[Dataset items]
________________

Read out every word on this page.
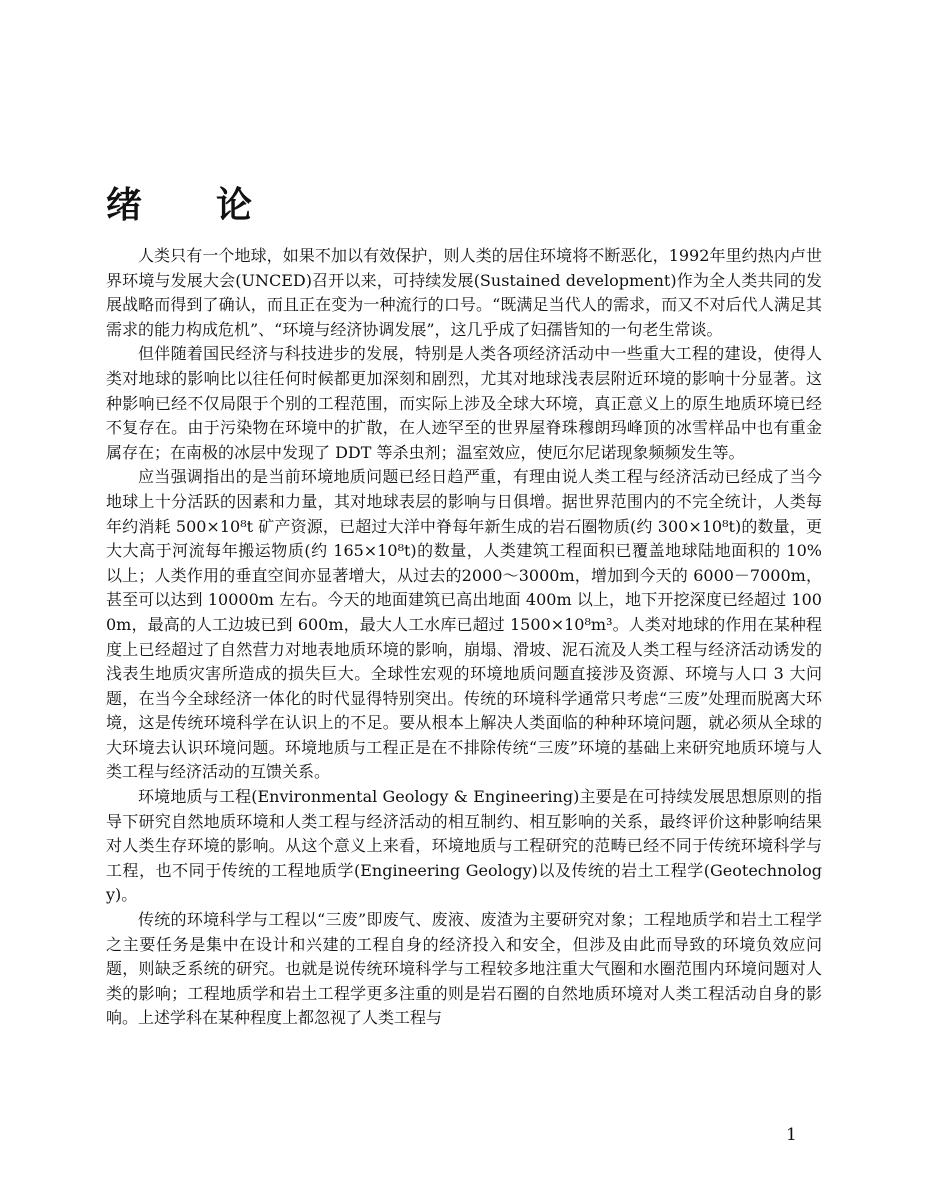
绪 论

人类只有一个地球，如果不加以有效保护，则人类的居住环境将不断恶化，1992年里约热内卢世界环境与发展大会(UNCED)召开以来，可持续发展(Sustained development)作为全人类共同的发展战略而得到了确认，而且正在变为一种流行的口号。“既满足当代人的需求，而又不对后代人满足其需求的能力构成危机”、“环境与经济协调发展”，这几乎成了妇孺皆知的一句老生常谈。

但伴随着国民经济与科技进步的发展，特别是人类各项经济活动中一些重大工程的建设，使得人类对地球的影响比以往任何时候都更加深刻和剧烈，尤其对地球浅表层附近环境的影响十分显著。这种影响已经不仅局限于个别的工程范围，而实际上涉及全球大环境，真正意义上的原生地质环境已经不复存在。由于污染物在环境中的扩散，在人迹罕至的世界屋脊珠穆朗玛峰顶的冰雪样品中也有重金属存在；在南极的冰层中发现了 DDT 等杀虫剂；温室效应，使厄尔尼诺现象频频发生等。

应当强调指出的是当前环境地质问题已经日趋严重，有理由说人类工程与经济活动已经成了当今地球上十分活跃的因素和力量，其对地球表层的影响与日俱增。据世界范围内的不完全统计，人类每年约消耗 500×10⁸t 矿产资源，已超过大洋中脊每年新生成的岩石圈物质(约 300×10⁸t)的数量，更大大高于河流每年搬运物质(约 165×10⁸t)的数量，人类建筑工程面积已覆盖地球陆地面积的 10% 以上；人类作用的垂直空间亦显著增大，从过去的2000～3000m，增加到今天的 6000－7000m，甚至可以达到 10000m 左右。今天的地面建筑已高出地面 400m 以上，地下开挖深度已经超过 1000m，最高的人工边坡已到 600m，最大人工水库已超过 1500×10⁸m³。人类对地球的作用在某种程度上已经超过了自然营力对地表地质环境的影响，崩塌、滑坡、泥石流及人类工程与经济活动诱发的浅表生地质灾害所造成的损失巨大。全球性宏观的环境地质问题直接涉及资源、环境与人口 3 大问题，在当今全球经济一体化的时代显得特别突出。传统的环境科学通常只考虑“三废”处理而脱离大环境，这是传统环境科学在认识上的不足。要从根本上解决人类面临的种种环境问题，就必须从全球的大环境去认识环境问题。环境地质与工程正是在不排除传统“三废”环境的基础上来研究地质环境与人类工程与经济活动的互馈关系。

环境地质与工程(Environmental Geology & Engineering)主要是在可持续发展思想原则的指导下研究自然地质环境和人类工程与经济活动的相互制约、相互影响的关系，最终评价这种影响结果对人类生存环境的影响。从这个意义上来看，环境地质与工程研究的范畴已经不同于传统环境科学与工程，也不同于传统的工程地质学(Engineering Geology)以及传统的岩土工程学(Geotechnology)。

传统的环境科学与工程以“三废”即废气、废液、废渣为主要研究对象；工程地质学和岩土工程学之主要任务是集中在设计和兴建的工程自身的经济投入和安全，但涉及由此而导致的环境负效应问题，则缺乏系统的研究。也就是说传统环境科学与工程较多地注重大气圈和水圈范围内环境问题对人类的影响；工程地质学和岩土工程学更多注重的则是岩石圈的自然地质环境对人类工程活动自身的影响。上述学科在某种程度上都忽视了人类工程与

1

________________

* TASK:
Transcribe all of the material exactly, leaving out whatever pictures it contains.

* TASK RESULT:
Read out every word on this page.
绪 论

人类只有一个地球，如果不加以有效保护，则人类的居住环境将不断恶化，1992年里约热内卢世界环境与发展大会(UNCED)召开以来，可持续发展(Sustained development)作为全人类共同的发展战略而得到了确认，而且正在变为一种流行的口号。“既满足当代人的需求，而又不对后代人满足其需求的能力构成危机”、“环境与经济协调发展”，这几乎成了妇孺皆知的一句老生常谈。

但伴随着国民经济与科技进步的发展，特别是人类各项经济活动中一些重大工程的建设，使得人类对地球的影响比以往任何时候都更加深刻和剧烈，尤其对地球浅表层附近环境的影响十分显著。这种影响已经不仅局限于个别的工程范围，而实际上涉及全球大环境，真正意义上的原生地质环境已经不复存在。由于污染物在环境中的扩散，在人迹罕至的世界屋脊珠穆朗玛峰顶的冰雪样品中也有重金属存在；在南极的冰层中发现了 DDT 等杀虫剂；温室效应，使厄尔尼诺现象频频发生等。

应当强调指出的是当前环境地质问题已经日趋严重，有理由说人类工程与经济活动已经成了当今地球上十分活跃的因素和力量，其对地球表层的影响与日俱增。据世界范围内的不完全统计，人类每年约消耗 500×10⁸t 矿产资源，已超过大洋中脊每年新生成的岩石圈物质(约 300×10⁸t)的数量，更大大高于河流每年搬运物质(约 165×10⁸t)的数量，人类建筑工程面积已覆盖地球陆地面积的 10% 以上；人类作用的垂直空间亦显著增大，从过去的2000～3000m，增加到今天的 6000－7000m，甚至可以达到 10000m 左右。今天的地面建筑已高出地面 400m 以上，地下开挖深度已经超过 1000m，最高的人工边坡已到 600m，最大人工水库已超过 1500×10⁸m³。人类对地球的作用在某种程度上已经超过了自然营力对地表地质环境的影响，崩塌、滑坡、泥石流及人类工程与经济活动诱发的浅表生地质灾害所造成的损失巨大。全球性宏观的环境地质问题直接涉及资源、环境与人口 3 大问题，在当今全球经济一体化的时代显得特别突出。传统的环境科学通常只考虑“三废”处理而脱离大环境，这是传统环境科学在认识上的不足。要从根本上解决人类面临的种种环境问题，就必须从全球的大环境去认识环境问题。环境地质与工程正是在不排除传统“三废”环境的基础上来研究地质环境与人类工程与经济活动的互馈关系。

环境地质与工程(Environmental Geology & Engineering)主要是在可持续发展思想原则的指导下研究自然地质环境和人类工程与经济活动的相互制约、相互影响的关系，最终评价这种影响结果对人类生存环境的影响。从这个意义上来看，环境地质与工程研究的范畴已经不同于传统环境科学与工程，也不同于传统的工程地质学(Engineering Geology)以及传统的岩土工程学(Geotechnology)。

传统的环境科学与工程以“三废”即废气、废液、废渣为主要研究对象；工程地质学和岩土工程学之主要任务是集中在设计和兴建的工程自身的经济投入和安全，但涉及由此而导致的环境负效应问题，则缺乏系统的研究。也就是说传统环境科学与工程较多地注重大气圈和水圈范围内环境问题对人类的影响；工程地质学和岩土工程学更多注重的则是岩石圈的自然地质环境对人类工程活动自身的影响。上述学科在某种程度上都忽视了人类工程与

1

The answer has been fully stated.